### [Your objective]
Restate all of the data exactly.

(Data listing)
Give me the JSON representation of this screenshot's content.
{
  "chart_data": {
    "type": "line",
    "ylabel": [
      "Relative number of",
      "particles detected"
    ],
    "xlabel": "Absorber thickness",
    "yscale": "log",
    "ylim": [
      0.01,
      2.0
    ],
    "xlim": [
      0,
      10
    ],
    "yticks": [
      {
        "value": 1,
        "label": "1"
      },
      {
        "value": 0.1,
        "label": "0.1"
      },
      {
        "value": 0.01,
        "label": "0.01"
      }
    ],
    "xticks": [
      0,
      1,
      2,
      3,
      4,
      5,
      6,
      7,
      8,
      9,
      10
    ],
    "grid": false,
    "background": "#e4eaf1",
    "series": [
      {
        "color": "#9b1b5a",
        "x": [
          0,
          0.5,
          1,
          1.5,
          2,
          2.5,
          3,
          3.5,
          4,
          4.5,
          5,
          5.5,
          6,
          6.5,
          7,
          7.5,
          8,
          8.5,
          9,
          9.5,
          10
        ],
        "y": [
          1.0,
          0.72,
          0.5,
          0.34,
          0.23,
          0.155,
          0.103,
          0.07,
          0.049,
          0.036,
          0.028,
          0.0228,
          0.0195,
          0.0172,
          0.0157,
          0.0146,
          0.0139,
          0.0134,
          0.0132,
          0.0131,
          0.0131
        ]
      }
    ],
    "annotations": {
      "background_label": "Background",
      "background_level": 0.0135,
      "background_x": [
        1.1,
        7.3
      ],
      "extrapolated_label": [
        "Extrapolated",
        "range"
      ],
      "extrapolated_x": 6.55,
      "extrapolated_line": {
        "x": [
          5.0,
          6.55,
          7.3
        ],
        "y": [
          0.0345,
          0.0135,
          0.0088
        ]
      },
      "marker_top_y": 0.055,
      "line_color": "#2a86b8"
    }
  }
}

### [Exercise result]
Give me the JSON representation of this screenshot's content.
{
  "chart_data": {
    "type": "line",
    "ylabel": [
      "Relative number of",
      "particles detected"
    ],
    "xlabel": "Absorber thickness",
    "yscale": "log",
    "ylim": [
      0.01,
      2.0
    ],
    "xlim": [
      0,
      10
    ],
    "yticks": [
      {
        "value": 1,
        "label": "1"
      },
      {
        "value": 0.1,
        "label": "0.1"
      },
      {
        "value": 0.01,
        "label": "0.01"
      }
    ],
    "xticks": [
      0,
      1,
      2,
      3,
      4,
      5,
      6,
      7,
      8,
      9,
      10
    ],
    "grid": false,
    "background": "#e4eaf1",
    "series": [
      {
        "color": "#9b1b5a",
        "x": [
          0,
          0.5,
          1,
          1.5,
          2,
          2.5,
          3,
          3.5,
          4,
          4.5,
          5,
          5.5,
          6,
          6.5,
          7,
          7.5,
          8,
          8.5,
          9,
          9.5,
          10
        ],
        "y": [
          1.0,
          0.72,
          0.5,
          0.34,
          0.23,
          0.155,
          0.103,
          0.07,
          0.049,
          0.036,
          0.028,
          0.0228,
          0.0195,
          0.0172,
          0.0157,
          0.0146,
          0.0139,
          0.0134,
          0.0132,
          0.0131,
          0.0131
        ]
      }
    ],
    "annotations": {
      "background_label": "Background",
      "background_level": 0.0135,
      "background_x": [
        1.1,
        7.3
      ],
      "extrapolated_label": [
        "Extrapolated",
        "range"
      ],
      "extrapolated_x": 6.55,
      "extrapolated_line": {
        "x": [
          5.0,
          6.55,
          7.3
        ],
        "y": [
          0.0345,
          0.0135,
          0.0088
        ]
      },
      "marker_top_y": 0.055,
      "line_color": "#2a86b8"
    }
  }
}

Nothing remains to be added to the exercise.